→ **What is needed**:
Count how many lines have the word "this" in them. Reply with that number by itself.

# Provided information start

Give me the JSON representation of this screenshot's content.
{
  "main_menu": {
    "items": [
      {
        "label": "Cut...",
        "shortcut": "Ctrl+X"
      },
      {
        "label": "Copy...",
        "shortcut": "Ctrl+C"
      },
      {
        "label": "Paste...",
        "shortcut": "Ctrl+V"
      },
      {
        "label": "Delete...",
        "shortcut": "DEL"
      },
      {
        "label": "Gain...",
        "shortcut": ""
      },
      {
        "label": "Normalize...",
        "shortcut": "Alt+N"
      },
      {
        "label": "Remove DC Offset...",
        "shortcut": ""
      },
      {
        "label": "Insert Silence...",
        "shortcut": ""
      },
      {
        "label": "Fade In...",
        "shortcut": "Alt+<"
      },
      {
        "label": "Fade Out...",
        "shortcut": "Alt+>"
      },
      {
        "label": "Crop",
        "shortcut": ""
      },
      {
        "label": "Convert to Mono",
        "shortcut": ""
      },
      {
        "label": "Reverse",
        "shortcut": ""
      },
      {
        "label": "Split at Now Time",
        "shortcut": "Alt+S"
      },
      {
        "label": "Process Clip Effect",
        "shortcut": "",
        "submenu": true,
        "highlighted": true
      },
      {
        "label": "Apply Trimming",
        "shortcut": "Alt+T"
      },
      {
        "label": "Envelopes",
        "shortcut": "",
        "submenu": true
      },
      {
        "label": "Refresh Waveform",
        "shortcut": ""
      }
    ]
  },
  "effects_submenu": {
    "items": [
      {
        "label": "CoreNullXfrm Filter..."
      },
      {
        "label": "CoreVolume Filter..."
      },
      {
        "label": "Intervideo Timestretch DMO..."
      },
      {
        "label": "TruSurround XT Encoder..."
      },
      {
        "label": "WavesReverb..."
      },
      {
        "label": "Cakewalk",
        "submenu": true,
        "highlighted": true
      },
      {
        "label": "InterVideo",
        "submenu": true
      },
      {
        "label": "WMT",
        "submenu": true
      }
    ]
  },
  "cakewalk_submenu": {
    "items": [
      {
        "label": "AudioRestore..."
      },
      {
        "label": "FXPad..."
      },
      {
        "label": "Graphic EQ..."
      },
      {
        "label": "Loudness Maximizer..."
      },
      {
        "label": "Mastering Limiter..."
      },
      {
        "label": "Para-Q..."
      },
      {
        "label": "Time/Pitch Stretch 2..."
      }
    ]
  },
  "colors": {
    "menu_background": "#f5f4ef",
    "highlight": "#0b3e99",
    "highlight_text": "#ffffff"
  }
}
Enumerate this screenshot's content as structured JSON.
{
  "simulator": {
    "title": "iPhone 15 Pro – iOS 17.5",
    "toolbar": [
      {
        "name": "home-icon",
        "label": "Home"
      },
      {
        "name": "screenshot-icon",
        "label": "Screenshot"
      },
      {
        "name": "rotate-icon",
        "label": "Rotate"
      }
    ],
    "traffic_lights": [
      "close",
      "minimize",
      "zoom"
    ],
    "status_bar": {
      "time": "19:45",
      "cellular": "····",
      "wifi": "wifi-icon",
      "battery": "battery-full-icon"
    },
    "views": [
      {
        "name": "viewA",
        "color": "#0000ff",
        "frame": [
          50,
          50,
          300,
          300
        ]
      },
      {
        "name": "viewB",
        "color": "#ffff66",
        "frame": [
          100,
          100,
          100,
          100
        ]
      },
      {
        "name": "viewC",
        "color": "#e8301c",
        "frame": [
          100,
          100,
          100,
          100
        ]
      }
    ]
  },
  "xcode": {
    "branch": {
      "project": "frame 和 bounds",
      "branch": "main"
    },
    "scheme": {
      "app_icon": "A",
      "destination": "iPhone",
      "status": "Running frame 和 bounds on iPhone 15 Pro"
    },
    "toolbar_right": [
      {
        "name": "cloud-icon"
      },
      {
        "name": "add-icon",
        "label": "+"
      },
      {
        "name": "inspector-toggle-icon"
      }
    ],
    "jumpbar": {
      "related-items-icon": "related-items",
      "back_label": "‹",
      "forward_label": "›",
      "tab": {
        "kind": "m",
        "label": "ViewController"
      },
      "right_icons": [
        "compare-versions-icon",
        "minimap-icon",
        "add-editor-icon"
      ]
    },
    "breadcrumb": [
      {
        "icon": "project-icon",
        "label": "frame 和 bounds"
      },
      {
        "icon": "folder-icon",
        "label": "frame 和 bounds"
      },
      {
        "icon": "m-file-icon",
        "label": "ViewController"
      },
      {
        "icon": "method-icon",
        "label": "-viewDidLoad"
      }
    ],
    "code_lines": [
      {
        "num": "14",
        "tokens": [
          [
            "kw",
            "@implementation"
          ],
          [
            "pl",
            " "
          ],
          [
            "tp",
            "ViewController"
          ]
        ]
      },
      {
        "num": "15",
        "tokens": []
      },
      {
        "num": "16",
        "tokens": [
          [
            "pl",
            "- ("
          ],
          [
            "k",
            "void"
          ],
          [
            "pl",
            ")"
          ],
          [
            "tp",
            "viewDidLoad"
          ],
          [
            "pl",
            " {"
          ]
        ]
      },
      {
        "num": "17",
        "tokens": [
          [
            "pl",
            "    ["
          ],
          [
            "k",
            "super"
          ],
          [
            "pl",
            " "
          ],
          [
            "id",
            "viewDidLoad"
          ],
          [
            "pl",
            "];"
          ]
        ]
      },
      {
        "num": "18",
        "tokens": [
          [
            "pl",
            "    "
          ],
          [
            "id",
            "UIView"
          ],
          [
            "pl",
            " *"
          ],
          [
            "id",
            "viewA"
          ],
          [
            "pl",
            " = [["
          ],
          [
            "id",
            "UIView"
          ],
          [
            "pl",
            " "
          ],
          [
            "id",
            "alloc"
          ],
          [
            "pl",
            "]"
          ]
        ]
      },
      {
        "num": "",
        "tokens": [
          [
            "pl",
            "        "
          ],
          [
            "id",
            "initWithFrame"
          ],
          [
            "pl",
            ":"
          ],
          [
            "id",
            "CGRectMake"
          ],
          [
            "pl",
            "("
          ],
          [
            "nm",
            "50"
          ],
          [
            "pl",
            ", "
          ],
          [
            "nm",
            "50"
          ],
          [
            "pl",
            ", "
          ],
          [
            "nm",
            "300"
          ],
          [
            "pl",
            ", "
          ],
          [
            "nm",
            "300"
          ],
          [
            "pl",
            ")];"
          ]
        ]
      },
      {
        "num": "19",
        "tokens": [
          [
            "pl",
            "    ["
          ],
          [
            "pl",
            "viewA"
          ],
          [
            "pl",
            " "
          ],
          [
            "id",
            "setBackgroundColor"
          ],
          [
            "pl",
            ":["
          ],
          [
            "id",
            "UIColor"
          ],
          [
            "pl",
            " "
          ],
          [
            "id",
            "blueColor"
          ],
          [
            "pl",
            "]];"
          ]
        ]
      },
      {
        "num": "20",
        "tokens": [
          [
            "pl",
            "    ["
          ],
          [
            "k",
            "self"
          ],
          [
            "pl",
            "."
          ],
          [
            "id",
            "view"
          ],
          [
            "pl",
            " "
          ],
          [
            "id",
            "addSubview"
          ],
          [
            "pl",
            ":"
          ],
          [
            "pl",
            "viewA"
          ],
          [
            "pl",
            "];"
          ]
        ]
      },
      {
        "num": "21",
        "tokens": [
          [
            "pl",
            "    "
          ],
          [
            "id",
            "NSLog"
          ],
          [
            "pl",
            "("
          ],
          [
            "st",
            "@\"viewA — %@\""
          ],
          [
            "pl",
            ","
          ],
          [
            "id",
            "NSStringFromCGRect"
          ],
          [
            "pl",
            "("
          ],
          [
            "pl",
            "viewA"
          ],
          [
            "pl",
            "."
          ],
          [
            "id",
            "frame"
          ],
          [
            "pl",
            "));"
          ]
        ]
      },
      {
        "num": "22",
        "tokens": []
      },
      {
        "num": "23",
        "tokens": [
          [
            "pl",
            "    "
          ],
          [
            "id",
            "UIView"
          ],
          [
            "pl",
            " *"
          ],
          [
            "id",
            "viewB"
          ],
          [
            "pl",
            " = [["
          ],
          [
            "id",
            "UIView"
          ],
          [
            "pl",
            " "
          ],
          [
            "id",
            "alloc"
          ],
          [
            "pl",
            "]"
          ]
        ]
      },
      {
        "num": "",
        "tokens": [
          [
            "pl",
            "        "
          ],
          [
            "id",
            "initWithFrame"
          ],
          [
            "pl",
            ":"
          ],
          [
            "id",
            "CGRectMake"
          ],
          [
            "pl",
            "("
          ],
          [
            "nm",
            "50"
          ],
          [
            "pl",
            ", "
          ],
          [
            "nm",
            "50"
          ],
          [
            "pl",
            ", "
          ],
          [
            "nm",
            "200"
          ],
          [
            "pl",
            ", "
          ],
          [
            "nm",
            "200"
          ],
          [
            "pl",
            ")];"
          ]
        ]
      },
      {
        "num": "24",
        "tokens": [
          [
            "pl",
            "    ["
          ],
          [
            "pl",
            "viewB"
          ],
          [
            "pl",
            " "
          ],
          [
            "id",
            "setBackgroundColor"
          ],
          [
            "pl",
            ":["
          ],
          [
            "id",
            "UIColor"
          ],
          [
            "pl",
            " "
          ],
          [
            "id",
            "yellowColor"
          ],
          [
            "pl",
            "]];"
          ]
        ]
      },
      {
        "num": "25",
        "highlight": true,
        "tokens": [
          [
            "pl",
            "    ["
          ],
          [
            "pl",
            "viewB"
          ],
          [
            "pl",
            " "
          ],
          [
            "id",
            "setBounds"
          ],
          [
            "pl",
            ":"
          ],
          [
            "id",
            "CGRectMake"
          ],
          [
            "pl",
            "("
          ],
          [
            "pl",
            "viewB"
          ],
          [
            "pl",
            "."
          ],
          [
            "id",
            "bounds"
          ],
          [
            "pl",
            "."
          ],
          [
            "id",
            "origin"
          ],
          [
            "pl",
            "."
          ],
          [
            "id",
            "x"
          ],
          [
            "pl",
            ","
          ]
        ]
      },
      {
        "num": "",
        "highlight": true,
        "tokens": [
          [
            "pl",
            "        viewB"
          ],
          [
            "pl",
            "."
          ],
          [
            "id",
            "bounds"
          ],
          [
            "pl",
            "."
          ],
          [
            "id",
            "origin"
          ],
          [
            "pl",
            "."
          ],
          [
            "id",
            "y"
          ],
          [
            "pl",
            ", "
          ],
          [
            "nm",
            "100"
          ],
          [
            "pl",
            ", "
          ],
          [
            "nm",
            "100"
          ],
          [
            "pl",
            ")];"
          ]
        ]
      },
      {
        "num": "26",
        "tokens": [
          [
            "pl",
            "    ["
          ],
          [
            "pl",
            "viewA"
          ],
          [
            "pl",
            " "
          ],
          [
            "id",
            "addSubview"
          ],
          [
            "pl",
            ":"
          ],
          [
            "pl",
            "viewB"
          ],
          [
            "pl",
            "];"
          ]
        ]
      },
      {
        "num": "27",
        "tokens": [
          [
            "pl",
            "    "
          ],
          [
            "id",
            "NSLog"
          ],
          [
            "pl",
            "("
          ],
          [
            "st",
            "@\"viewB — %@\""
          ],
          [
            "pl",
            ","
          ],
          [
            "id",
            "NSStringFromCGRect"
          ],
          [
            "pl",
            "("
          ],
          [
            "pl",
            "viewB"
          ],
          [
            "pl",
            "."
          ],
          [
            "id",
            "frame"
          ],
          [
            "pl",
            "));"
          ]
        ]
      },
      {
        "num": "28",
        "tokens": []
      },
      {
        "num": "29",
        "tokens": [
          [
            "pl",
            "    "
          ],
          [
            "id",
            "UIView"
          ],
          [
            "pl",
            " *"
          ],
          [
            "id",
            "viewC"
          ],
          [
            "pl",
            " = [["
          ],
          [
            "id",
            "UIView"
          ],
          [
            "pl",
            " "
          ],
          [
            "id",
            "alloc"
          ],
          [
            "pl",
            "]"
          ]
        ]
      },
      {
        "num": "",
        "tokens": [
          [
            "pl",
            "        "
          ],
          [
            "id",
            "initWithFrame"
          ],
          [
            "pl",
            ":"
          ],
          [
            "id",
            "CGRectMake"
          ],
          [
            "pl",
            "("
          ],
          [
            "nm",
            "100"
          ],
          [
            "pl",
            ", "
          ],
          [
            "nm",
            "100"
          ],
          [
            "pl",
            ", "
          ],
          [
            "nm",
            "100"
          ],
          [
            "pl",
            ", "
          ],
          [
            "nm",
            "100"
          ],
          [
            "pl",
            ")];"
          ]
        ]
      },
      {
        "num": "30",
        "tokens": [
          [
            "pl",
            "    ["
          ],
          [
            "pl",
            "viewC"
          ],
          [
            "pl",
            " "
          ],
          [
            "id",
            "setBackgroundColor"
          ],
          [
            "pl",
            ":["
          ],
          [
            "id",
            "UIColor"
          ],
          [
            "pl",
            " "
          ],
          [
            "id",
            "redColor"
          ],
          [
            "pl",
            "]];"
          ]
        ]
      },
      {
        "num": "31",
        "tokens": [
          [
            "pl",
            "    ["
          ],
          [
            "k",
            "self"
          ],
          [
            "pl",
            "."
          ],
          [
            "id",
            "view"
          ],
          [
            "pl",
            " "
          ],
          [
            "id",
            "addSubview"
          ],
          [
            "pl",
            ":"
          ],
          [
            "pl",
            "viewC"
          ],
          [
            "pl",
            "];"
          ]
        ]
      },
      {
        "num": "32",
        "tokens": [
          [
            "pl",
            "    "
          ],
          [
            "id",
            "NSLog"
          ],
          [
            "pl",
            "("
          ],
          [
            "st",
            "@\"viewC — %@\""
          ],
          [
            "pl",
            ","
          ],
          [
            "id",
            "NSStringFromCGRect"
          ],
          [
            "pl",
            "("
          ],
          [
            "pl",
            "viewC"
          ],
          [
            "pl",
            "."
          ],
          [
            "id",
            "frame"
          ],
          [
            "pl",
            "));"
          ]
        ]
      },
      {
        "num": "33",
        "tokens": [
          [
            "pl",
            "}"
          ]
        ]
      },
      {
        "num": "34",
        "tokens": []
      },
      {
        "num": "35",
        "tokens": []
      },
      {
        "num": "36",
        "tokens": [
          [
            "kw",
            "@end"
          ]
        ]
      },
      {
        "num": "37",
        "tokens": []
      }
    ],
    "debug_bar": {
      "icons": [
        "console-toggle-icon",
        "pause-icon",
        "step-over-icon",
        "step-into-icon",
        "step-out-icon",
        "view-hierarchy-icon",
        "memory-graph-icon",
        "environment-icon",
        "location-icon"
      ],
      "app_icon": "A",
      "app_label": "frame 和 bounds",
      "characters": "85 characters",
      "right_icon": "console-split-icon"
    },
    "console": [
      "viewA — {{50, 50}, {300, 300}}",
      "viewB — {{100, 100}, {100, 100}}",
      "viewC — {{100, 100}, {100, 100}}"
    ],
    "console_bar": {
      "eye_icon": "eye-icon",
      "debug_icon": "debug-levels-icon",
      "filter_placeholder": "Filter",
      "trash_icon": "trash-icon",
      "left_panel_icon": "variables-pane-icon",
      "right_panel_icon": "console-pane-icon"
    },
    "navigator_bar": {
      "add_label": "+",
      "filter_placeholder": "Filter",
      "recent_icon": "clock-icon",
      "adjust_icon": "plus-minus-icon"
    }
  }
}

# Provided information end

→ **Finished answer**:
2